= Task objective =
Across the entries that follow, how many lines have the word "reads" in them? Give only the number.

++++++++++

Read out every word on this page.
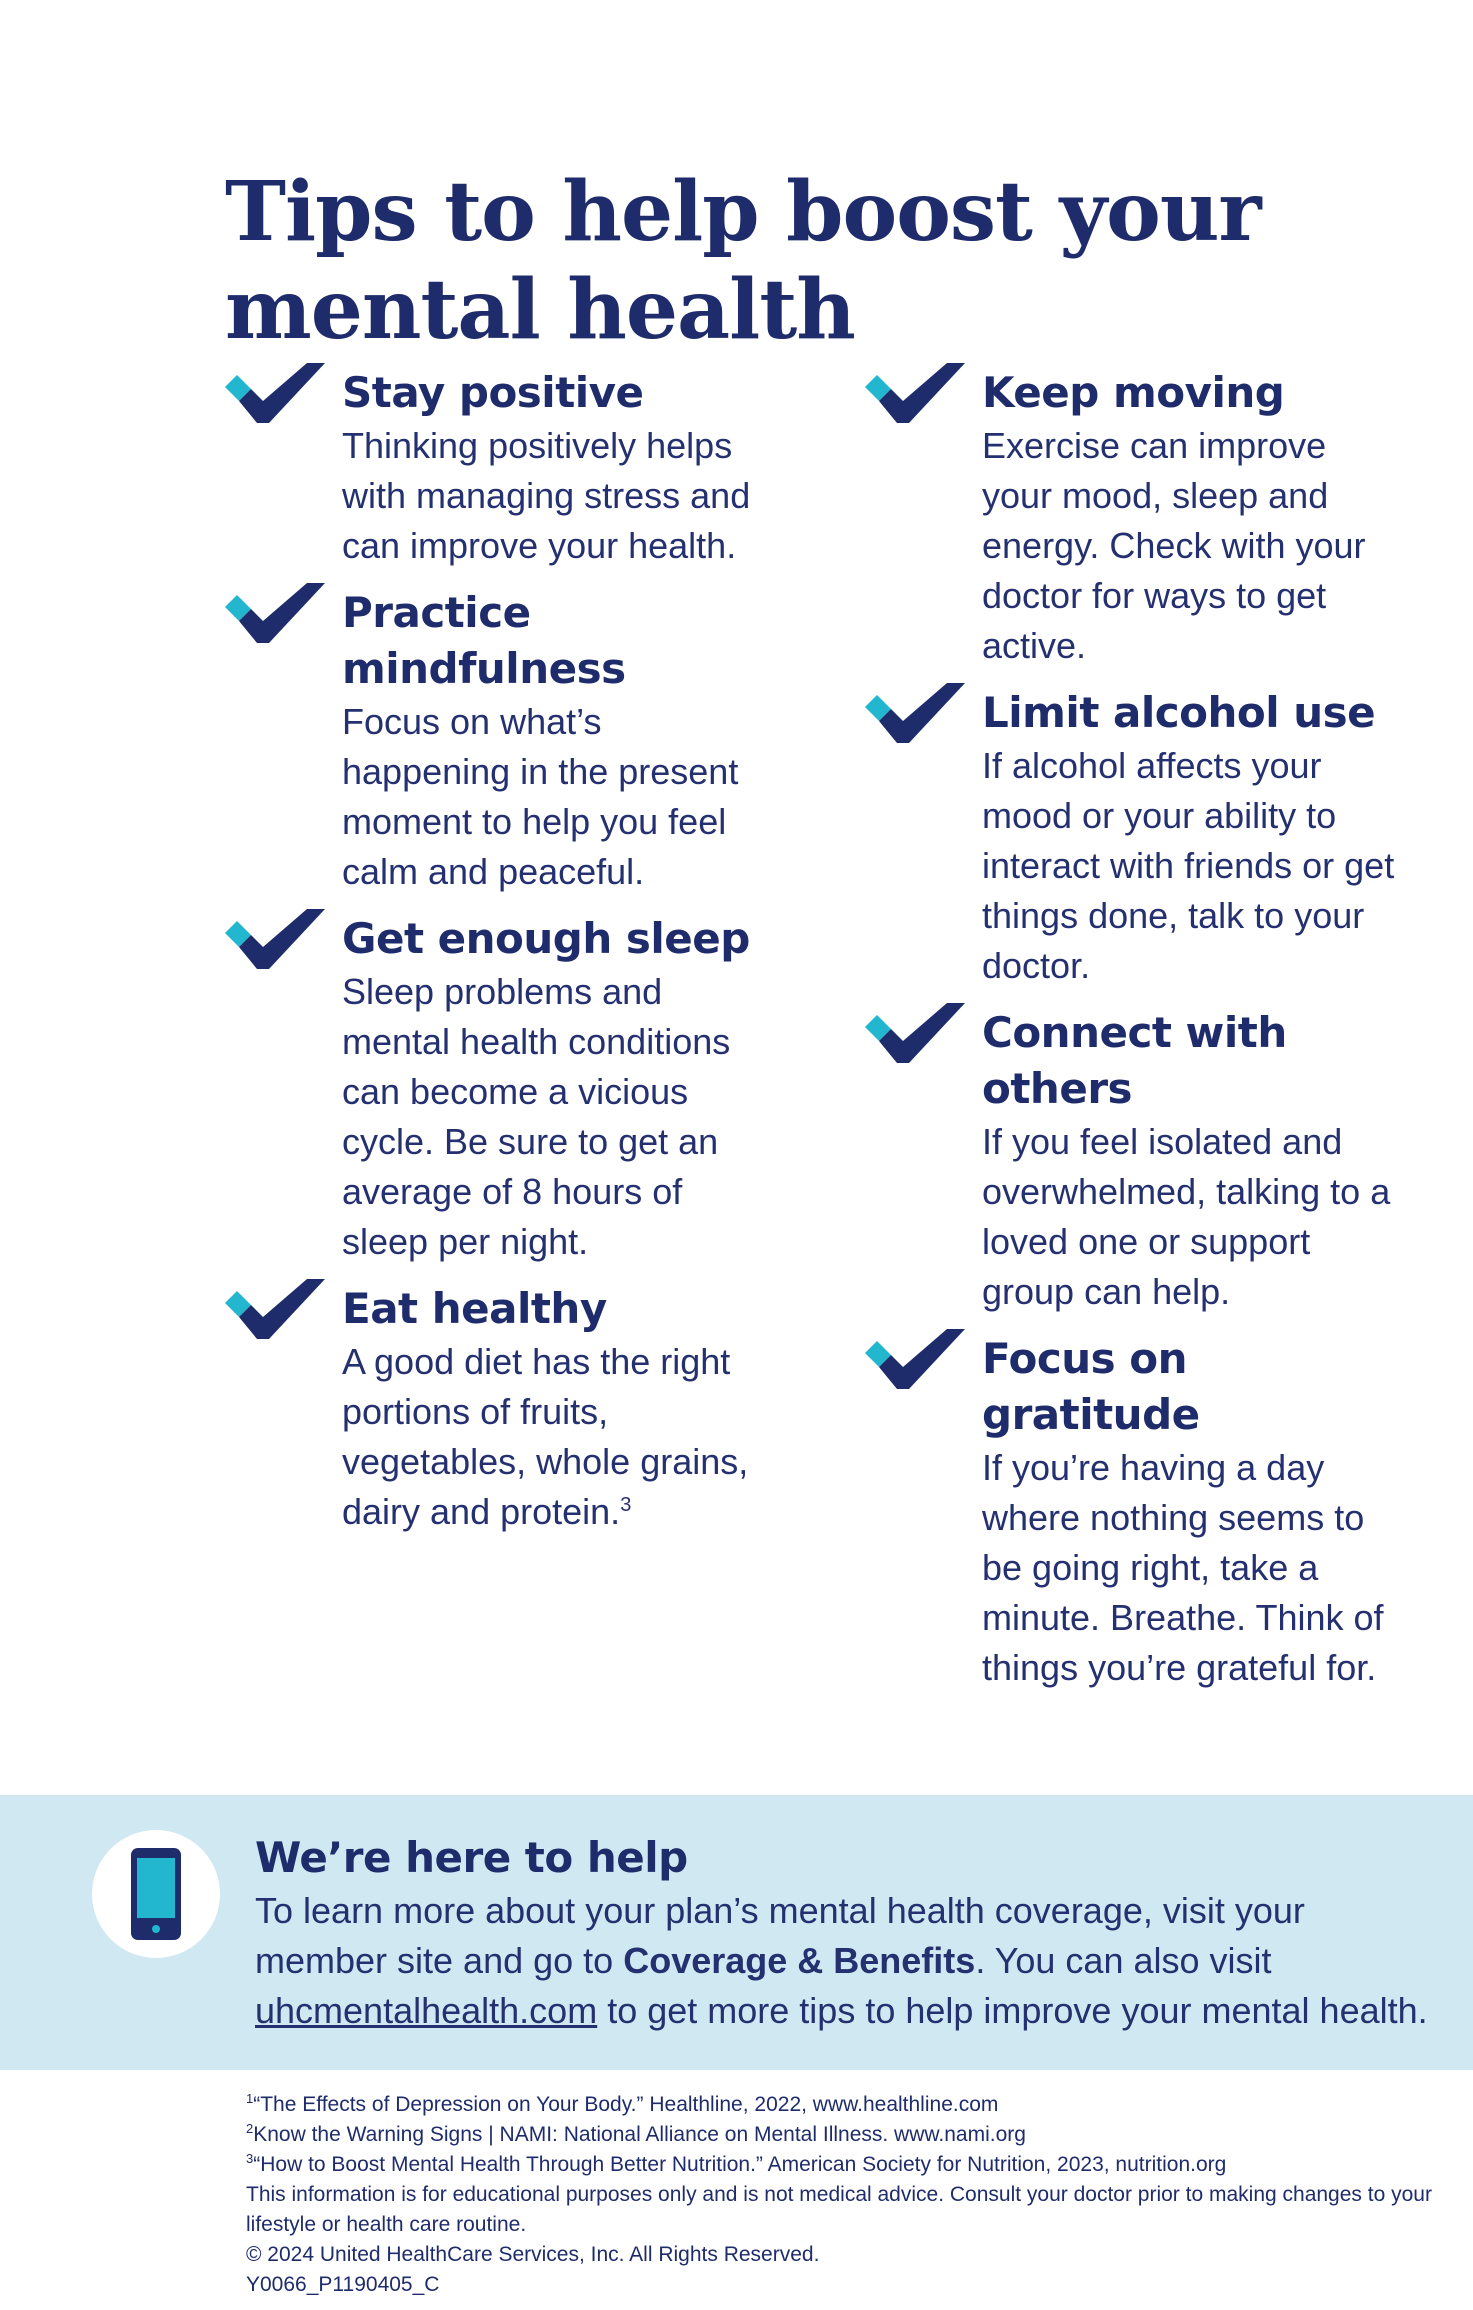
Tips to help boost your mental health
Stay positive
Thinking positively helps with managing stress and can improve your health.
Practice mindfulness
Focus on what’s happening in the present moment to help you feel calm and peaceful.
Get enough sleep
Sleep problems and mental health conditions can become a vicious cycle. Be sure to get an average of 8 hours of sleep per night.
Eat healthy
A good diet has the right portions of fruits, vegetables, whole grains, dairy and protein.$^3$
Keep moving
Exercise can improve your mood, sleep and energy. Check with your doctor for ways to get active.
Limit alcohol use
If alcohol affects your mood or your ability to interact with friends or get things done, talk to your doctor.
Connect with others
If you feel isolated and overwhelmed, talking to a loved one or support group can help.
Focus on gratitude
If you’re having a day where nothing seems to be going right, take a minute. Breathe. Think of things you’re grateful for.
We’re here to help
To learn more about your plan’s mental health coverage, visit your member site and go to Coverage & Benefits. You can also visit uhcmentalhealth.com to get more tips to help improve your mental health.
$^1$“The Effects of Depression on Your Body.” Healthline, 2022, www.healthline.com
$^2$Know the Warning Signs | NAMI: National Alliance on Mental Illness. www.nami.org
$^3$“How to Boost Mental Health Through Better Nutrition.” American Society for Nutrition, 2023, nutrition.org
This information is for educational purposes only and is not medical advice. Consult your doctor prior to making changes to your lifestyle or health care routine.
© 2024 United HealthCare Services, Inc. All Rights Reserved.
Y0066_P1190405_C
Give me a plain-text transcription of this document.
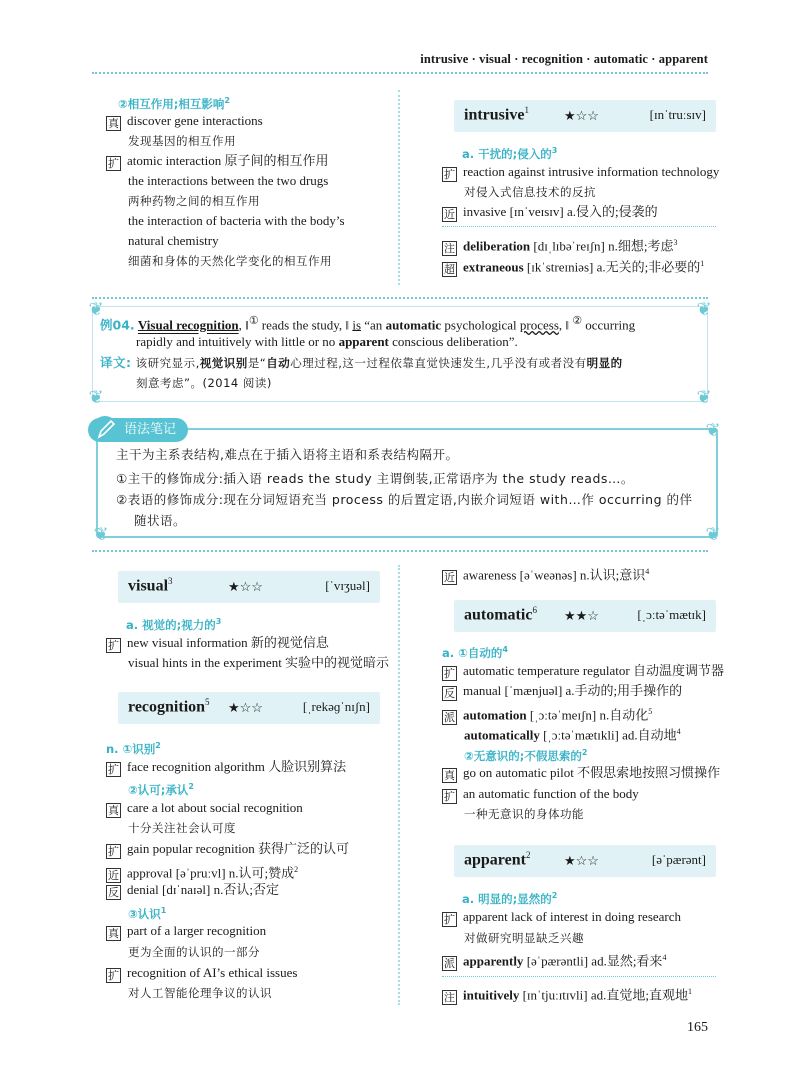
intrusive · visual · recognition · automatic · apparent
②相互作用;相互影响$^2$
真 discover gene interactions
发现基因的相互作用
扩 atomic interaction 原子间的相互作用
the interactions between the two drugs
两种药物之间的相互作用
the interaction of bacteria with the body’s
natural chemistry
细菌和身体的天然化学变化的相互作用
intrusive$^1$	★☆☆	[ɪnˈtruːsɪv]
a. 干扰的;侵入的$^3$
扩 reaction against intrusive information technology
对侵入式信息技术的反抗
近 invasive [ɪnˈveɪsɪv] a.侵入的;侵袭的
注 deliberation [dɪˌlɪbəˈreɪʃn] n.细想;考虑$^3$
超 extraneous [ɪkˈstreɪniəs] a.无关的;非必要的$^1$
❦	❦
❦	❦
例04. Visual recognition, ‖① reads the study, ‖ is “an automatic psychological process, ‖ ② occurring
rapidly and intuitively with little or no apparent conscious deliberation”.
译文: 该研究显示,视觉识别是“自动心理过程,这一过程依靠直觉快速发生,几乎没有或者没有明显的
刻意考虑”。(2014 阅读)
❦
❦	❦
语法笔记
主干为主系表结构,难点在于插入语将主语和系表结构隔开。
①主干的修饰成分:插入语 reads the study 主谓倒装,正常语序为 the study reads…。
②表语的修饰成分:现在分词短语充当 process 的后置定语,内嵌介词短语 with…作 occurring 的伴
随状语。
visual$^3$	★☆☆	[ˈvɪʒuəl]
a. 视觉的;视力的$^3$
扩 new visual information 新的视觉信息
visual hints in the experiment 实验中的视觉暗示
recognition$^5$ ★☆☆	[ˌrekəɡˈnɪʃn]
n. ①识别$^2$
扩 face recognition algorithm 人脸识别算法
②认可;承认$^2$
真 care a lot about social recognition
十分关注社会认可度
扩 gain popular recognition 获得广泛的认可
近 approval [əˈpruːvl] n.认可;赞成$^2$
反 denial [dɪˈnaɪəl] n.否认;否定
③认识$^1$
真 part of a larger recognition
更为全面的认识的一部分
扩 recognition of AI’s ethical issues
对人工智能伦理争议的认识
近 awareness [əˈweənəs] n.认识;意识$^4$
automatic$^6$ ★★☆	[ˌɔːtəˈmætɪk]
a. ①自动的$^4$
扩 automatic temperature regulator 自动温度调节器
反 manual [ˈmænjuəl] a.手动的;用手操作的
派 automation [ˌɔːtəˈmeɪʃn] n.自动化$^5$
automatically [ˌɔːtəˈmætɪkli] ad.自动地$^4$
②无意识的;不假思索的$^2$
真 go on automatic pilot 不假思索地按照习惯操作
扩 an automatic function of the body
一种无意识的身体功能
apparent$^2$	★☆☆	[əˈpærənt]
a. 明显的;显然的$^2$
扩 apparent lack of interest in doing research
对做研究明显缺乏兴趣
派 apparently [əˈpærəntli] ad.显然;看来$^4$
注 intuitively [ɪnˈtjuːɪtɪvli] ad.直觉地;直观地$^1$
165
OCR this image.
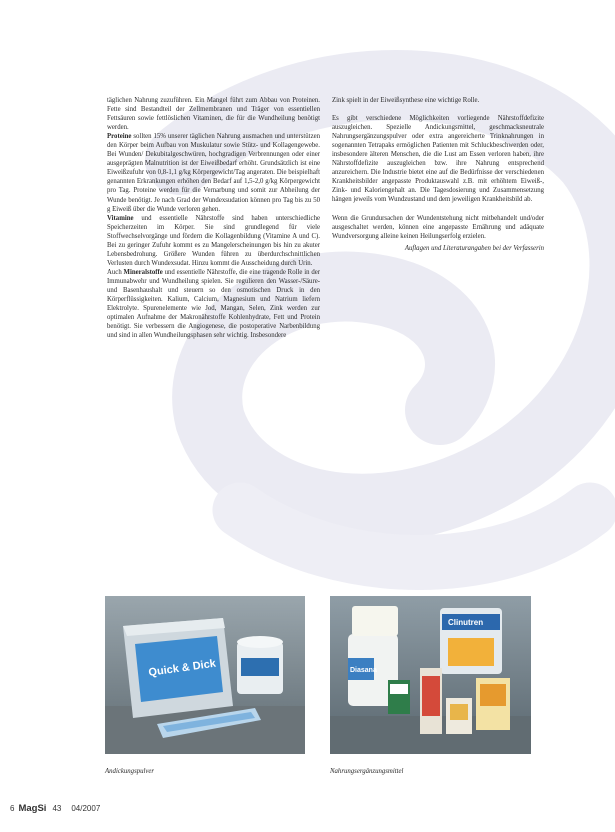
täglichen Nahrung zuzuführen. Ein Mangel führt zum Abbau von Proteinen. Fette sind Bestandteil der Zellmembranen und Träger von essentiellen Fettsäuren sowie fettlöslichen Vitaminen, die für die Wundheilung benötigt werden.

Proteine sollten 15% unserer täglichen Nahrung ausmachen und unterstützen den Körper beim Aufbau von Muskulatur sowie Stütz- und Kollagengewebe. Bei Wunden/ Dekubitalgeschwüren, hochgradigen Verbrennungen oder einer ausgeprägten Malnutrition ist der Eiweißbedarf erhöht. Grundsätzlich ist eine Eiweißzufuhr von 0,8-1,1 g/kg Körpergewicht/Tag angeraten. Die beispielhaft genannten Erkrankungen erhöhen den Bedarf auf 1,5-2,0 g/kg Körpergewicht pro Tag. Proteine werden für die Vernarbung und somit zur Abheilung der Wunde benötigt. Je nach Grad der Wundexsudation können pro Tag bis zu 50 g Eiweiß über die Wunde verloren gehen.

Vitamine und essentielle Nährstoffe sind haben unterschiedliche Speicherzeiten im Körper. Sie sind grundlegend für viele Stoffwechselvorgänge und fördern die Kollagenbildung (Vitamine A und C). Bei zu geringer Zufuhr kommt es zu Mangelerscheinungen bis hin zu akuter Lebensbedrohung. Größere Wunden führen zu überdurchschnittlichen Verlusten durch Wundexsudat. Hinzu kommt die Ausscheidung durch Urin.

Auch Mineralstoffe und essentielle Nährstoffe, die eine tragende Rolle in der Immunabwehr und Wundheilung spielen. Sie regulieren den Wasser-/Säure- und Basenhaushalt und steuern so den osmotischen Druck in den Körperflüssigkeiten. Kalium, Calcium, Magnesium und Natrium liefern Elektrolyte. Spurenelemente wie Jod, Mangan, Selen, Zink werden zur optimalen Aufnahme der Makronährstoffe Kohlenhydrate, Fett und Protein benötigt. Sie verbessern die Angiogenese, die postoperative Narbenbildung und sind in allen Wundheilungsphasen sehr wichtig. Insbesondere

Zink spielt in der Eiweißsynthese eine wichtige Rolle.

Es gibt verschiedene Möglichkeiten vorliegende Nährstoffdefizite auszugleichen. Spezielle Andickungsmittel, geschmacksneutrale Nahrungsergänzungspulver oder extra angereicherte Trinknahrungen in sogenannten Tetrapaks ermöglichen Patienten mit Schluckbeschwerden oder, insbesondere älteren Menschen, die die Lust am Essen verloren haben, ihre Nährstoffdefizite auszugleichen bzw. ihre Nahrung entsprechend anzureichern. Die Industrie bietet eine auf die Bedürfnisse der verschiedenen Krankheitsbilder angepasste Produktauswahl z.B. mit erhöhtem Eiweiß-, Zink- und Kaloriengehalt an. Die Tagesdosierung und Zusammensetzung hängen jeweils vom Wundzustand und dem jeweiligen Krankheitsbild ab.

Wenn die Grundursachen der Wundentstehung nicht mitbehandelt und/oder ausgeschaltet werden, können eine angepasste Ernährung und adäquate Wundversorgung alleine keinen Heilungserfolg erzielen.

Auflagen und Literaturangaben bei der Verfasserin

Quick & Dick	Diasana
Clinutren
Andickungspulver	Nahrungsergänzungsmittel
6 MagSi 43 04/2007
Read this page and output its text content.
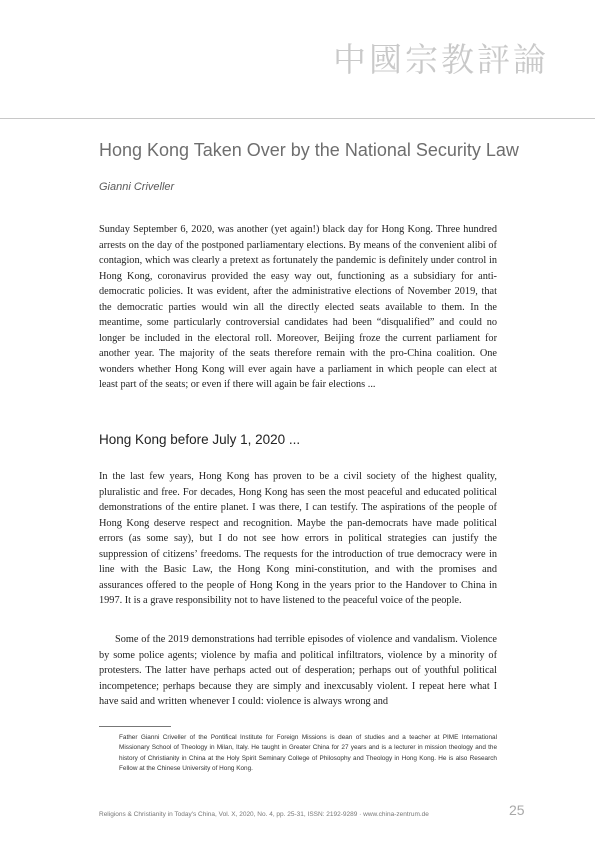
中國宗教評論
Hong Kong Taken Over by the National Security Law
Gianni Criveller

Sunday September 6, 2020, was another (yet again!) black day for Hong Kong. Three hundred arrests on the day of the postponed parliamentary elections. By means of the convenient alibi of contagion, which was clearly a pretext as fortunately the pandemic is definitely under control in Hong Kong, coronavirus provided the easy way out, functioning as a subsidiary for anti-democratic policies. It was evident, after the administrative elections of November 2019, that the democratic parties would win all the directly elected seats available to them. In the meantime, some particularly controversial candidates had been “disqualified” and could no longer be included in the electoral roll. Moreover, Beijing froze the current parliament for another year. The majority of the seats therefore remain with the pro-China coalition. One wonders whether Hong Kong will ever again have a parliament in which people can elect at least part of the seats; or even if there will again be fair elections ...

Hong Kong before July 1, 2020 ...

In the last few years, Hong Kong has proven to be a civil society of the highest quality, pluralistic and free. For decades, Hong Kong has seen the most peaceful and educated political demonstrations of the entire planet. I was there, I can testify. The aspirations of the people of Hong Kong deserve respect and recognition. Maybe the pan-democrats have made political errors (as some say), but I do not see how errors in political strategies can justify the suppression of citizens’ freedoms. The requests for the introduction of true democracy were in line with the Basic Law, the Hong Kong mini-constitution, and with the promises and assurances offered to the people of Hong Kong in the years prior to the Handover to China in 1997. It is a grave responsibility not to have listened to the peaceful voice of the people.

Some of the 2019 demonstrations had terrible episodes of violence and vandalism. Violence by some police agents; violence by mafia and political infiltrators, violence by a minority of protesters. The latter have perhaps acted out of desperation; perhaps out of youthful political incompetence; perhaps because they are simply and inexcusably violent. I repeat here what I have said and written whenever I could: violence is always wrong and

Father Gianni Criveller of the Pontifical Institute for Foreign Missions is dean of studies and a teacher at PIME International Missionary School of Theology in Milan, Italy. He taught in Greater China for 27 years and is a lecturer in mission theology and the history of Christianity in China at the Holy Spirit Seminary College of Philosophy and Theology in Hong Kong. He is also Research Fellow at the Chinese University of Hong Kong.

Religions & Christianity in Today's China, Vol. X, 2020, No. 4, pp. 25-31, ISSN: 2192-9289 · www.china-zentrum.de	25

++++++++++

= Written solution =
2